- _Instruction_
Return every record exactly as written.

--- START Task inputs ---

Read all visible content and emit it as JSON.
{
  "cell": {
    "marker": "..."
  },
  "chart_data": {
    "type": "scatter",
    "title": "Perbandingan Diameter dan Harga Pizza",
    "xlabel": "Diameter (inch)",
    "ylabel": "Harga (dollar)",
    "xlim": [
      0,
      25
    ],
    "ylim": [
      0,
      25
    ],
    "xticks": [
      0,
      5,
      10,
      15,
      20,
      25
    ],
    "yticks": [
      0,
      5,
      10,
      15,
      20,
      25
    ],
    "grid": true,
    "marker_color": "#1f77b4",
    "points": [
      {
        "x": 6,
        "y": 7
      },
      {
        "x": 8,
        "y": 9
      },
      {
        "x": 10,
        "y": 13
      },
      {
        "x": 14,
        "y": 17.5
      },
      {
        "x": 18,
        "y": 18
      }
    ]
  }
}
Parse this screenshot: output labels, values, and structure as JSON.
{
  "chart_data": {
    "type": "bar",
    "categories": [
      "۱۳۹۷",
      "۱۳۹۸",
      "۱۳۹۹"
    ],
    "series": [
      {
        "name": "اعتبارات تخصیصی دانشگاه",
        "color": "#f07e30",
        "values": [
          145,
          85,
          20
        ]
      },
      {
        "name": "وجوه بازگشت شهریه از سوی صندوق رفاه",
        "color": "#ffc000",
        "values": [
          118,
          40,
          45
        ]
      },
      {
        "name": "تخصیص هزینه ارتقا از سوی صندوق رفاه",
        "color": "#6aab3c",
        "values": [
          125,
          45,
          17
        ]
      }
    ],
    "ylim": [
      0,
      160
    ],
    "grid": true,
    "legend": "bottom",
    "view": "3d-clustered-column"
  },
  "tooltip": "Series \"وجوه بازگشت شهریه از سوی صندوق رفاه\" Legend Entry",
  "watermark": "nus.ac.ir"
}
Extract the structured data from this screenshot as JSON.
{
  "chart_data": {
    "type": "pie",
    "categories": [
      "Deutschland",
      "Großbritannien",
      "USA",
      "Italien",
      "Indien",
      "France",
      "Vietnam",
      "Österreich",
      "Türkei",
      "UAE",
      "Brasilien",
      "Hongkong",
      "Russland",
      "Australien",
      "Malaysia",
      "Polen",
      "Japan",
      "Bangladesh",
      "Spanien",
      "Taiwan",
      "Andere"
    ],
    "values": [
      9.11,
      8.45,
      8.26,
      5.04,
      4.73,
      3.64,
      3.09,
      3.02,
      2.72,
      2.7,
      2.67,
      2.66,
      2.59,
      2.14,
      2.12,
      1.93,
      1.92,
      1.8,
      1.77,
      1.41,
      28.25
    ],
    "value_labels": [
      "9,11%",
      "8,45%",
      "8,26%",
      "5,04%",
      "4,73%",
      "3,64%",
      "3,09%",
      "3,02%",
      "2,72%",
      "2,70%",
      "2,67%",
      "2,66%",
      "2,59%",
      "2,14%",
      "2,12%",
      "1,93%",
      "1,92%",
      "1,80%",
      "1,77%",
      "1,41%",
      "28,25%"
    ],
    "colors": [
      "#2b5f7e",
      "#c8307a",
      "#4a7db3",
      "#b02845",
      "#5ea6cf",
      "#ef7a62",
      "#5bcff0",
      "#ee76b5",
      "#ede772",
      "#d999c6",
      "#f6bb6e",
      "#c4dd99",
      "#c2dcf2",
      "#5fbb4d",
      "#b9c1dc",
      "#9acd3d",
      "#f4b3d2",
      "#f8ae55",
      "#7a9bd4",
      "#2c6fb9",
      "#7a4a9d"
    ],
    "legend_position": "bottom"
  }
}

--- END Task inputs ---

- _Result_
Read all visible content and emit it as JSON.
{
  "cell": {
    "marker": "..."
  },
  "chart_data": {
    "type": "scatter",
    "title": "Perbandingan Diameter dan Harga Pizza",
    "xlabel": "Diameter (inch)",
    "ylabel": "Harga (dollar)",
    "xlim": [
      0,
      25
    ],
    "ylim": [
      0,
      25
    ],
    "xticks": [
      0,
      5,
      10,
      15,
      20,
      25
    ],
    "yticks": [
      0,
      5,
      10,
      15,
      20,
      25
    ],
    "grid": true,
    "marker_color": "#1f77b4",
    "points": [
      {
        "x": 6,
        "y": 7
      },
      {
        "x": 8,
        "y": 9
      },
      {
        "x": 10,
        "y": 13
      },
      {
        "x": 14,
        "y": 17.5
      },
      {
        "x": 18,
        "y": 18
      }
    ]
  }
}
Parse this screenshot: output labels, values, and structure as JSON.
{
  "chart_data": {
    "type": "bar",
    "categories": [
      "۱۳۹۷",
      "۱۳۹۸",
      "۱۳۹۹"
    ],
    "series": [
      {
        "name": "اعتبارات تخصیصی دانشگاه",
        "color": "#f07e30",
        "values": [
          145,
          85,
          20
        ]
      },
      {
        "name": "وجوه بازگشت شهریه از سوی صندوق رفاه",
        "color": "#ffc000",
        "values": [
          118,
          40,
          45
        ]
      },
      {
        "name": "تخصیص هزینه ارتقا از سوی صندوق رفاه",
        "color": "#6aab3c",
        "values": [
          125,
          45,
          17
        ]
      }
    ],
    "ylim": [
      0,
      160
    ],
    "grid": true,
    "legend": "bottom",
    "view": "3d-clustered-column"
  },
  "tooltip": "Series \"وجوه بازگشت شهریه از سوی صندوق رفاه\" Legend Entry",
  "watermark": "nus.ac.ir"
}
Extract the structured data from this screenshot as JSON.
{
  "chart_data": {
    "type": "pie",
    "categories": [
      "Deutschland",
      "Großbritannien",
      "USA",
      "Italien",
      "Indien",
      "France",
      "Vietnam",
      "Österreich",
      "Türkei",
      "UAE",
      "Brasilien",
      "Hongkong",
      "Russland",
      "Australien",
      "Malaysia",
      "Polen",
      "Japan",
      "Bangladesh",
      "Spanien",
      "Taiwan",
      "Andere"
    ],
    "values": [
      9.11,
      8.45,
      8.26,
      5.04,
      4.73,
      3.64,
      3.09,
      3.02,
      2.72,
      2.7,
      2.67,
      2.66,
      2.59,
      2.14,
      2.12,
      1.93,
      1.92,
      1.8,
      1.77,
      1.41,
      28.25
    ],
    "value_labels": [
      "9,11%",
      "8,45%",
      "8,26%",
      "5,04%",
      "4,73%",
      "3,64%",
      "3,09%",
      "3,02%",
      "2,72%",
      "2,70%",
      "2,67%",
      "2,66%",
      "2,59%",
      "2,14%",
      "2,12%",
      "1,93%",
      "1,92%",
      "1,80%",
      "1,77%",
      "1,41%",
      "28,25%"
    ],
    "colors": [
      "#2b5f7e",
      "#c8307a",
      "#4a7db3",
      "#b02845",
      "#5ea6cf",
      "#ef7a62",
      "#5bcff0",
      "#ee76b5",
      "#ede772",
      "#d999c6",
      "#f6bb6e",
      "#c4dd99",
      "#c2dcf2",
      "#5fbb4d",
      "#b9c1dc",
      "#9acd3d",
      "#f4b3d2",
      "#f8ae55",
      "#7a9bd4",
      "#2c6fb9",
      "#7a4a9d"
    ],
    "legend_position": "bottom"
  }
}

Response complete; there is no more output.